═════ RECORDS FOR THE TASK

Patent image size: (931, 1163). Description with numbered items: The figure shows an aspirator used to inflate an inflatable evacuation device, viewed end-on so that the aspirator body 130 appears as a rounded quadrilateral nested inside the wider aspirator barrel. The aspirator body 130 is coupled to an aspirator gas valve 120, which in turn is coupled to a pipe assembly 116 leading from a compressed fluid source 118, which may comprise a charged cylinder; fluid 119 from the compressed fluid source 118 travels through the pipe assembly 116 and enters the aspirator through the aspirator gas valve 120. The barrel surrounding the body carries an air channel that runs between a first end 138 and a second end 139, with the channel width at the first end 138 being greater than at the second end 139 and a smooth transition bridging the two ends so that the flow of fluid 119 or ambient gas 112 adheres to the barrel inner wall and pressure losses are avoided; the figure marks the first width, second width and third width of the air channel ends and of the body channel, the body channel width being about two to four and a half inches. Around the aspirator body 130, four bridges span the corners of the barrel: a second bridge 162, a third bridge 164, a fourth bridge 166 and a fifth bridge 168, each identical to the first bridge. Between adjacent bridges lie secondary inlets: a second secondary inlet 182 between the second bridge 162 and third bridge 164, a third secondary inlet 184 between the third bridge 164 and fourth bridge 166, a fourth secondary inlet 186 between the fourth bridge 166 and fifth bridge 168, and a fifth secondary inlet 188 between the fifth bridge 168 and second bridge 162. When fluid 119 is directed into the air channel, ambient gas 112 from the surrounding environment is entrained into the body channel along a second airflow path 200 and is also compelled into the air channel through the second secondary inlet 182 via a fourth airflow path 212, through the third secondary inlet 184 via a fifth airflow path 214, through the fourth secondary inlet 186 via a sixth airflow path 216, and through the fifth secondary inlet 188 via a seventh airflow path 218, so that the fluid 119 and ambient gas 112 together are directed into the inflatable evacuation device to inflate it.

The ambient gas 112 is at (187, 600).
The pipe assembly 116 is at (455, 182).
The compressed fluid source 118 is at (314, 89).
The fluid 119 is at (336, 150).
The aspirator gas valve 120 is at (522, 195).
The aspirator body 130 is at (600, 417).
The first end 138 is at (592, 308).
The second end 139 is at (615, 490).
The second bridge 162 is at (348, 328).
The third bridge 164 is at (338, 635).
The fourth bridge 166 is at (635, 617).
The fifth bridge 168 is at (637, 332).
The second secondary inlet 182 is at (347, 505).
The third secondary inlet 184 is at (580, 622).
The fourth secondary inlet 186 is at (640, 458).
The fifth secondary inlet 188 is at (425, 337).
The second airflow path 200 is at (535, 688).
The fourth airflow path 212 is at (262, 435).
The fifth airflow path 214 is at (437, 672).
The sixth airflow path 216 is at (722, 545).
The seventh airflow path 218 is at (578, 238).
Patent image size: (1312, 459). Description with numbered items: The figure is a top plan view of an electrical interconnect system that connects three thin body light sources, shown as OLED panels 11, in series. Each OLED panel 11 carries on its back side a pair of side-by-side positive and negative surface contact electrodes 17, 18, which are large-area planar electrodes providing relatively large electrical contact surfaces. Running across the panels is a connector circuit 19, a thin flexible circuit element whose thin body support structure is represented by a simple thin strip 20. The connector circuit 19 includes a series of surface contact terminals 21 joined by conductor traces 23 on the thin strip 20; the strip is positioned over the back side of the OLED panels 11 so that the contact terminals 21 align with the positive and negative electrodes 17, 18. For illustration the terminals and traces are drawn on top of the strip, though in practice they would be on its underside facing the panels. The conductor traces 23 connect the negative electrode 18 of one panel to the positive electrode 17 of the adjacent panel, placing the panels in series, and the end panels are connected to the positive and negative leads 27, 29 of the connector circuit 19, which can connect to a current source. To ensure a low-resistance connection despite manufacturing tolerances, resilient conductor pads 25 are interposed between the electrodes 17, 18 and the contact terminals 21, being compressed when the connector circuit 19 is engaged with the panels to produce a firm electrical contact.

══════════

List every line of the rows above that contains the word "electrode", matching its case exactly.

Patent image size: (1312, 459). Description with numbered items: The figure is a top plan view of an electrical interconnect system that connects three thin body light sources, shown as OLED panels 11, in series. Each OLED panel 11 carries on its back side a pair of side-by-side positive and negative surface contact electrodes 17, 18, which are large-area planar electrodes providing relatively large electrical contact surfaces. Running across the panels is a connector circuit 19, a thin flexible circuit element whose thin body support structure is represented by a simple thin strip 20. The connector circuit 19 includes a series of surface contact terminals 21 joined by conductor traces 23 on the thin strip 20; the strip is positioned over the back side of the OLED panels 11 so that the contact terminals 21 align with the positive and negative electrodes 17, 18. For illustration the terminals and traces are drawn on top of the strip, though in practice they would be on its underside facing the panels. The conductor traces 23 connect the negative electrode 18 of one panel to the positive electrode 17 of the adjacent panel, placing the panels in series, and the end panels are connected to the positive and negative leads 27, 29 of the connector circuit 19, which can connect to a current source. To ensure a low-resistance connection despite manufacturing tolerances, resilient conductor pads 25 are interposed between the electrodes 17, 18 and the contact terminals 21, being compressed when the connector circuit 19 is engaged with the panels to produce a firm electrical contact.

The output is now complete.